== Brief ==
Scan the listing below. Report each line that includes "纤维蛋白原形成".

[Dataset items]
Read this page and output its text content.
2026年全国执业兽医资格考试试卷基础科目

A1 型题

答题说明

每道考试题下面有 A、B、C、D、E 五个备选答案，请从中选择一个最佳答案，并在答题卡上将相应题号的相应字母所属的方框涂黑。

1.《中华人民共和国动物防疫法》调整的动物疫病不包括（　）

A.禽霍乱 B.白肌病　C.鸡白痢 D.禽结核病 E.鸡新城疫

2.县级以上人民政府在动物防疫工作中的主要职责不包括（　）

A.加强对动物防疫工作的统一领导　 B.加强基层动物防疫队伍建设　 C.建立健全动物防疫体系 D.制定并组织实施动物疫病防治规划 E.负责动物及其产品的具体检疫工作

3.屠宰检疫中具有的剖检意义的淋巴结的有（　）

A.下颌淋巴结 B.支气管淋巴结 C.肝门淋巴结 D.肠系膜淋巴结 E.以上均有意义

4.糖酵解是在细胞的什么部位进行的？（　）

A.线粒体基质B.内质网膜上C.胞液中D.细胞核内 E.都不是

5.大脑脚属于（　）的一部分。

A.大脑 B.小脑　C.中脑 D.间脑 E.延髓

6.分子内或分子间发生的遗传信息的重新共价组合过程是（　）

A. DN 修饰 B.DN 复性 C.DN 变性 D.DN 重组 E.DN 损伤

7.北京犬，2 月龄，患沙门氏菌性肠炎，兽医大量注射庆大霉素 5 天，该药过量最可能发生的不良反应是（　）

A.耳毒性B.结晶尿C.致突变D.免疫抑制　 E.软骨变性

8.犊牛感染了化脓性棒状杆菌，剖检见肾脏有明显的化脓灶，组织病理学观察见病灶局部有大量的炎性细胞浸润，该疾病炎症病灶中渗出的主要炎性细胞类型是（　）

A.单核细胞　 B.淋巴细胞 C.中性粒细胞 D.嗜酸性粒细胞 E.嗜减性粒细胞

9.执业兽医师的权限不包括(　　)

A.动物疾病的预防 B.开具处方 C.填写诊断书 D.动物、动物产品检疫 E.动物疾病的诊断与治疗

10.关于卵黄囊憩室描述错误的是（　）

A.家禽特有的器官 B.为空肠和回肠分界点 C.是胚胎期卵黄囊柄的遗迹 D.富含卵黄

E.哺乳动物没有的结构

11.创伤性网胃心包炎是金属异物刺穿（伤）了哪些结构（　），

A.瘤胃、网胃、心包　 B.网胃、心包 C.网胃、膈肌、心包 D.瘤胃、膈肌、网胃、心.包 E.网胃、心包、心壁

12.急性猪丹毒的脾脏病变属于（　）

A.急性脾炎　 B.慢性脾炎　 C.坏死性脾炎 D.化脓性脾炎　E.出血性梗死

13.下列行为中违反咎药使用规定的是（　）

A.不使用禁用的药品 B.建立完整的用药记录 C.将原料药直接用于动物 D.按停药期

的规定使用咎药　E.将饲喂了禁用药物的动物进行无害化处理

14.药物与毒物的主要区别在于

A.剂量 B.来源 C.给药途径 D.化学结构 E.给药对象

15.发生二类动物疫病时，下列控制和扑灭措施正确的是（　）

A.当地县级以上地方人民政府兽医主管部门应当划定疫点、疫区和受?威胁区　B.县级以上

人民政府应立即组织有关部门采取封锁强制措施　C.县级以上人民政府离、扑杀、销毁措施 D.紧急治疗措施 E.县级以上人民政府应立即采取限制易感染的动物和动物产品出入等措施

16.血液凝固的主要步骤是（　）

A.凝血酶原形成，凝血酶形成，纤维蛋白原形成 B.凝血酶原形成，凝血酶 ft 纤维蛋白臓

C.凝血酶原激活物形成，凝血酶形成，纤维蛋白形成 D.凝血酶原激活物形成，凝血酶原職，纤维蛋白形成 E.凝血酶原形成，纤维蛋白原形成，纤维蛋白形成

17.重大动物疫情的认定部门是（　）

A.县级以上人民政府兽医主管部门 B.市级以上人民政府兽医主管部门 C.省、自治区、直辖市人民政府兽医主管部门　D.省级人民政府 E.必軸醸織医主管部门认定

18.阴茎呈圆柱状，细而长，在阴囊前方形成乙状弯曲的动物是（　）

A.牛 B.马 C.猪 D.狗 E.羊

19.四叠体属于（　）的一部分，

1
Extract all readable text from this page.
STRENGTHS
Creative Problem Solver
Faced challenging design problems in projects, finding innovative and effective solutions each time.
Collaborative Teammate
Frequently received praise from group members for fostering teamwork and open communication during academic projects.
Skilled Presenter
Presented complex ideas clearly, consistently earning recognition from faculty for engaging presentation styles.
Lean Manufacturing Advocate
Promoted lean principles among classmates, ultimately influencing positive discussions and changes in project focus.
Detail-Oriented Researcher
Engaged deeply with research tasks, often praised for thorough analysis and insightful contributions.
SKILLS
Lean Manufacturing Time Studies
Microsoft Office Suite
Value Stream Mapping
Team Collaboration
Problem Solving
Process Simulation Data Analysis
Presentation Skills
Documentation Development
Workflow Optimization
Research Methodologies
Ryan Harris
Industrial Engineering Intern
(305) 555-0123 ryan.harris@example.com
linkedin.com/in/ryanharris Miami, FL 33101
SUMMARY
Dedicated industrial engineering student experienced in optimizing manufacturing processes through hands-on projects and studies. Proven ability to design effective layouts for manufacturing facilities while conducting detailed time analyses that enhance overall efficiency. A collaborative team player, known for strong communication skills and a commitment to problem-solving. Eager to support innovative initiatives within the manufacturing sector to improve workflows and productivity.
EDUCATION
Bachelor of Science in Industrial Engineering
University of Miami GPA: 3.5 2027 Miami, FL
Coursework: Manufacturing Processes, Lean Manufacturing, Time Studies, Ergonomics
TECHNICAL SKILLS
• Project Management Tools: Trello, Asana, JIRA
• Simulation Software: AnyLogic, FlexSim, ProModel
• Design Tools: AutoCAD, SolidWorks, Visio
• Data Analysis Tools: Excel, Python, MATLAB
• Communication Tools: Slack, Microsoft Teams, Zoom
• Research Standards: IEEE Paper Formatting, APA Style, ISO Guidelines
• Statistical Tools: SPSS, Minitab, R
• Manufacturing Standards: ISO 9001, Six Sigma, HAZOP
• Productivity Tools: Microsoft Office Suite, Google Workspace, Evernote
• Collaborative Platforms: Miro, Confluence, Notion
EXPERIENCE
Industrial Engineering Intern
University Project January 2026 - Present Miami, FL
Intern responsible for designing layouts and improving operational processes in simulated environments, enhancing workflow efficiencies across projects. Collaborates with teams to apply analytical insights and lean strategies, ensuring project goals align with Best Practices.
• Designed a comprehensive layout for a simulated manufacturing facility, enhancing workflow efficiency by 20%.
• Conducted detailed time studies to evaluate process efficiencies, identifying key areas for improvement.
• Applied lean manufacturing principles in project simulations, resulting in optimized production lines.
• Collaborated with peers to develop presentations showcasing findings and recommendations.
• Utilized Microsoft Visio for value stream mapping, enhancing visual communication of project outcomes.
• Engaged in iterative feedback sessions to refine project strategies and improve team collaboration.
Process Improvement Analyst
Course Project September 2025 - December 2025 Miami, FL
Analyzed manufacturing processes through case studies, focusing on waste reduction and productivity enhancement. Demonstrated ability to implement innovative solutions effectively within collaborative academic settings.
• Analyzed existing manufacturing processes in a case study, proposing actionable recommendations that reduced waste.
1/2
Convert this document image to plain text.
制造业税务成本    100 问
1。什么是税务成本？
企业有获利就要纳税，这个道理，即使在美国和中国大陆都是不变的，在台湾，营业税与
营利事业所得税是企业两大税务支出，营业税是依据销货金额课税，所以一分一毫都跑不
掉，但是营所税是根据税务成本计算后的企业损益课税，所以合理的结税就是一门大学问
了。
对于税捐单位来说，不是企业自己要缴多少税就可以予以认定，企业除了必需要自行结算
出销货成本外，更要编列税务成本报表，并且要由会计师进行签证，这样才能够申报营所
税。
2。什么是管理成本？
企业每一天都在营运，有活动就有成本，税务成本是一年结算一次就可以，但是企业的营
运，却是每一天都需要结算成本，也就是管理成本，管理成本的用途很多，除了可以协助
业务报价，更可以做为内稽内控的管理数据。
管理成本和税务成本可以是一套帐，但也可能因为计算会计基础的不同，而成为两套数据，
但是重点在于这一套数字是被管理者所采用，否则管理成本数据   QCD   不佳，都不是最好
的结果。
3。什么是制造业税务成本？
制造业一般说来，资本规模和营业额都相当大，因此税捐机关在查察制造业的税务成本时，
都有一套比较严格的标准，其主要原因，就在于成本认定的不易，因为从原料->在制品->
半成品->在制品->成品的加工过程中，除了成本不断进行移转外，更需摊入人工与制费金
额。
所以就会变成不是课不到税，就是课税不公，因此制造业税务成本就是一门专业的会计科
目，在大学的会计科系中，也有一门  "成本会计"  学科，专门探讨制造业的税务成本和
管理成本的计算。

== Response to the task ==
A.凝血酶原形成，凝血酶形成，纤维蛋白原形成 B.凝血酶原形成，凝血酶 ft 纤维蛋白臓
C.凝血酶原激活物形成，凝血酶形成，纤维蛋白形成 D.凝血酶原激活物形成，凝血酶原職，纤维蛋白形成 E.凝血酶原形成，纤维蛋白原形成，纤维蛋白形成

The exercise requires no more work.